## Instruction
State the number of lines where "мерной" appears. Add nothing else.

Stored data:
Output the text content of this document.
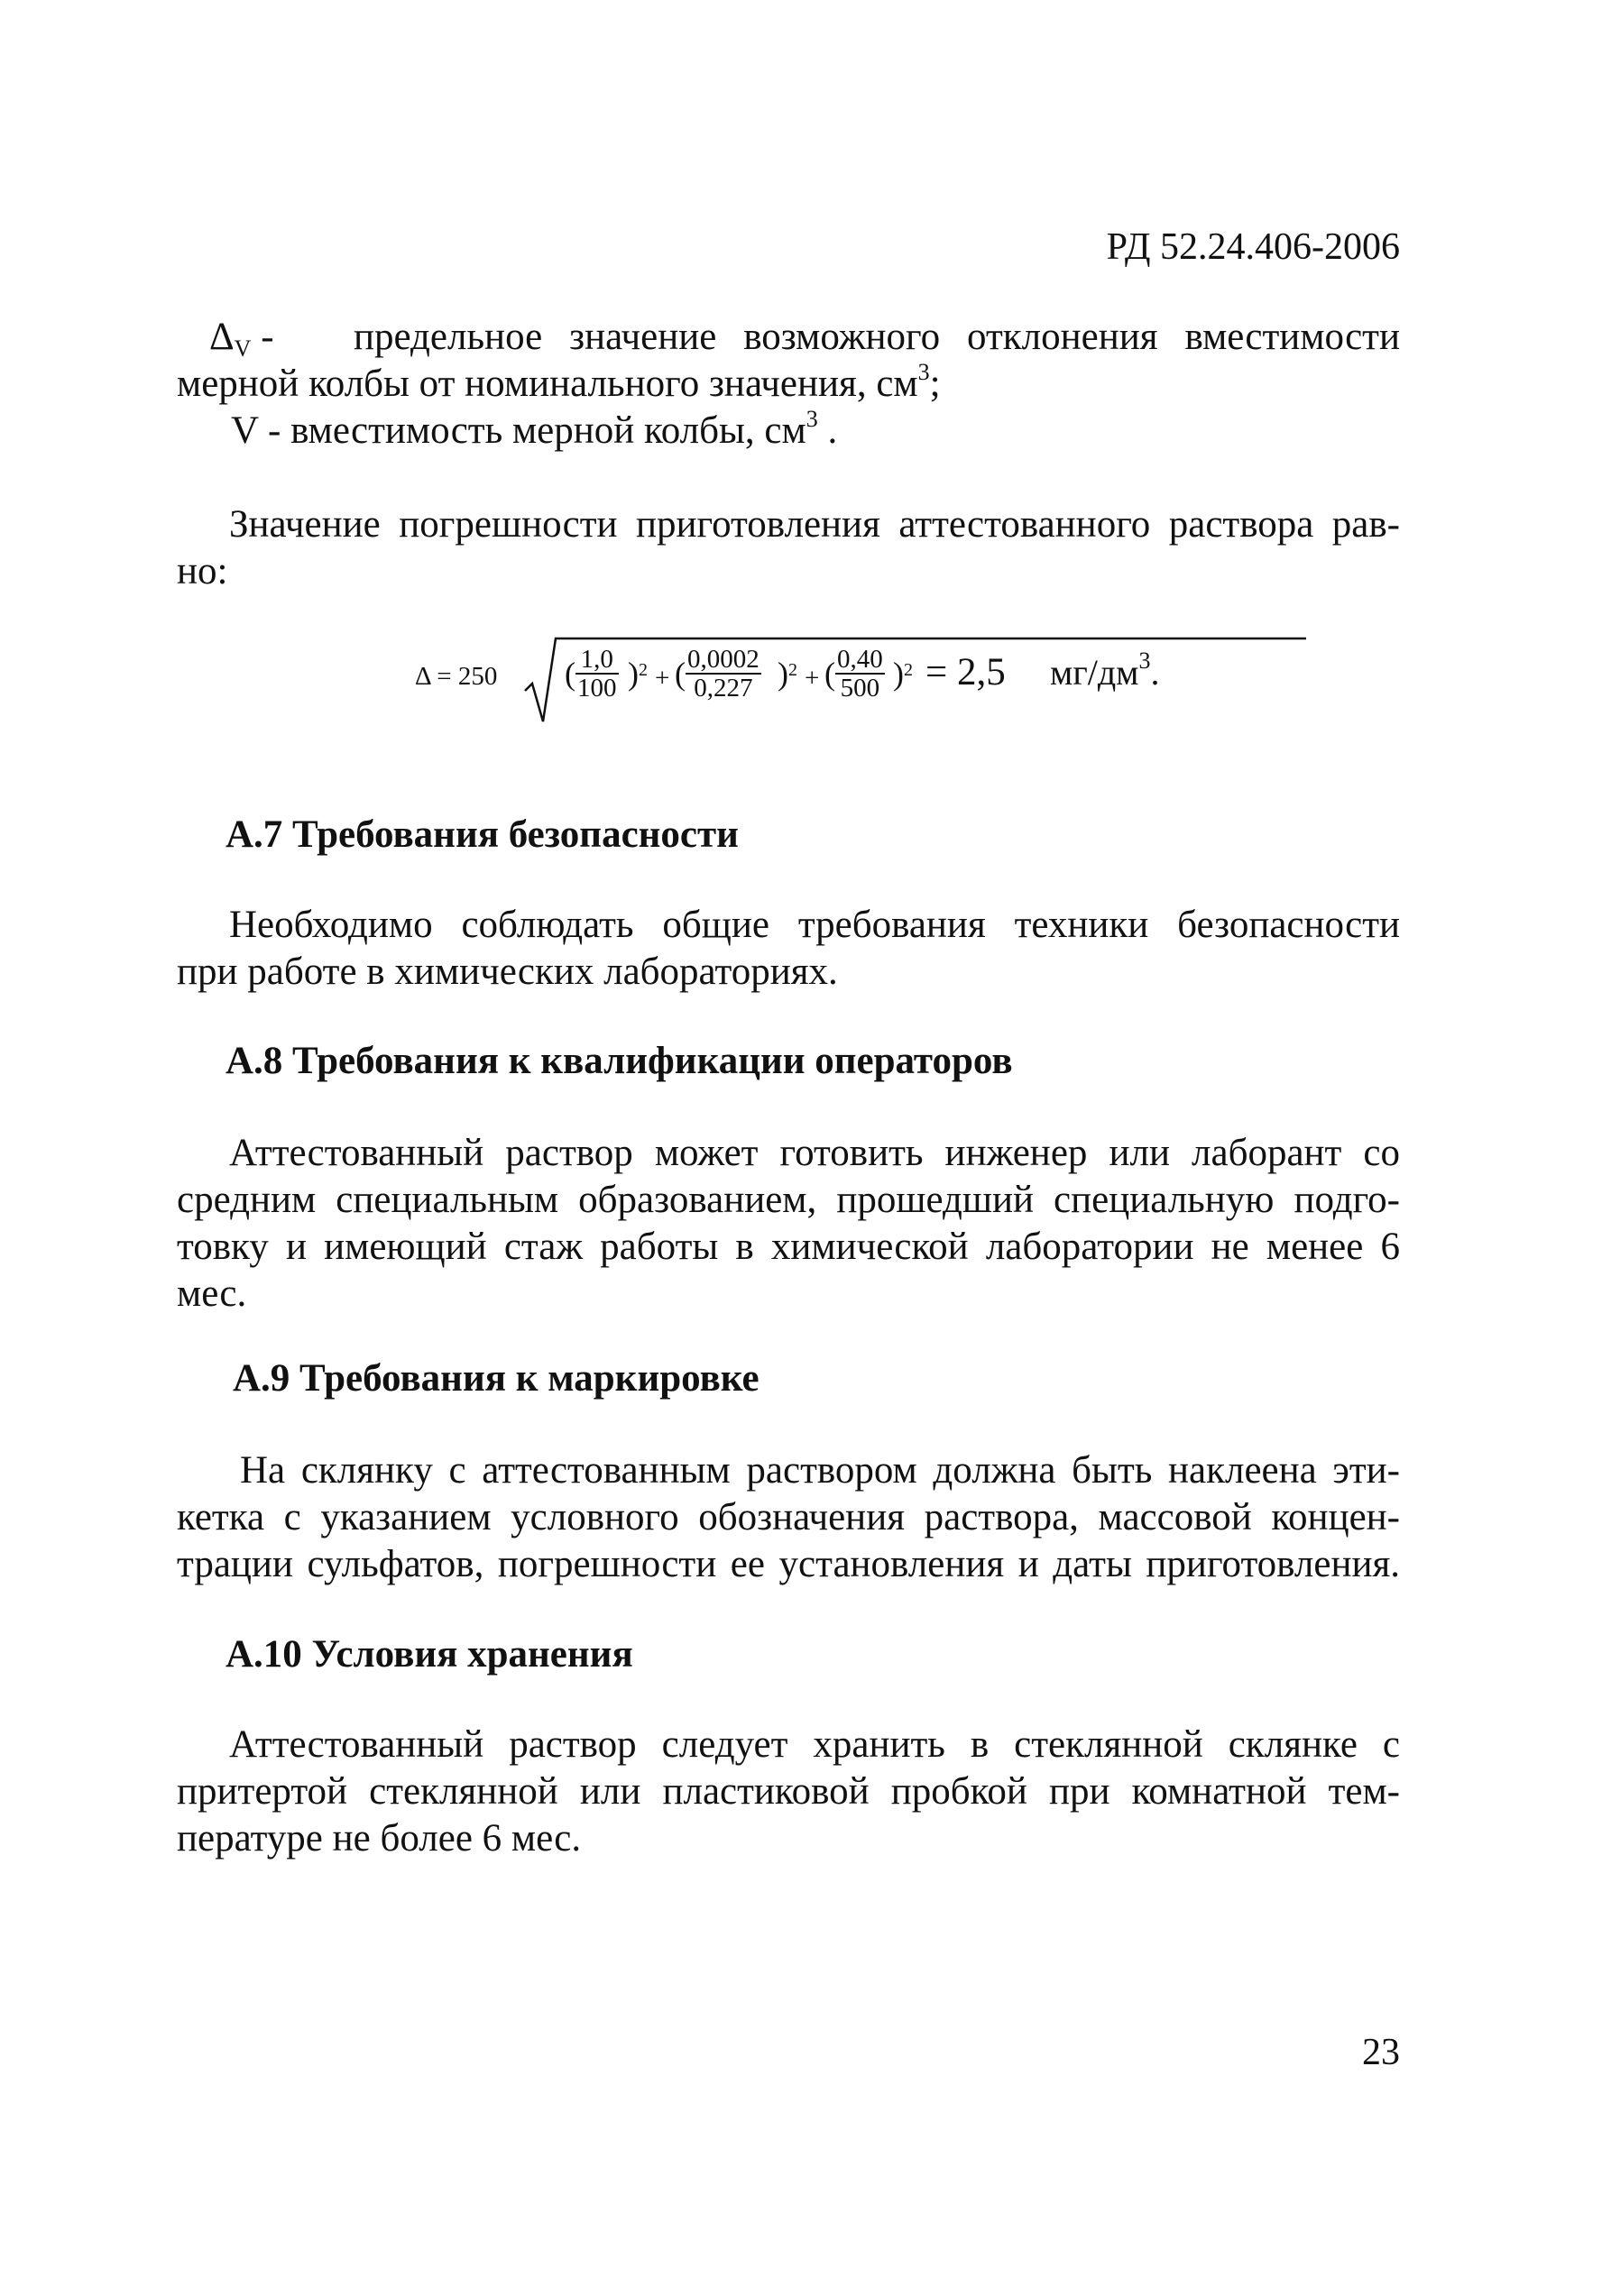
РД 52.24.406-2006
$\Delta_V$ - предельное значение возможного отклонения вместимости
мерной колбы от номинального значения, $см^3$;
V - вместимость мерной колбы, $см^3$ .
Значение погрешности приготовления аттестованного раствора рав-
но:
Δ = 250 ( $\frac{1,0}{100}$ ) 2 + ( $\frac{0,0002}{0,227}$ ) 2 + ( $\frac{0,40}{500}$ ) 2 = 2,5 $мг/дм^3$.
А.7 Требования безопасности
Необходимо соблюдать общие требования техники безопасности
при работе в химических лабораториях.
А.8 Требования к квалификации операторов
Аттестованный раствор может готовить инженер или лаборант со
средним специальным образованием, прошедший специальную подго-
товку и имеющий стаж работы в химической лаборатории не менее 6
мес.
А.9 Требования к маркировке
На склянку с аттестованным раствором должна быть наклеена эти-
кетка с указанием условного обозначения раствора, массовой концен-
трации сульфатов, погрешности ее установления и даты приготовления.
А.10 Условия хранения
Аттестованный раствор следует хранить в стеклянной склянке с
притертой стеклянной или пластиковой пробкой при комнатной тем-
пературе не более 6 мес.
23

## Correct answer
2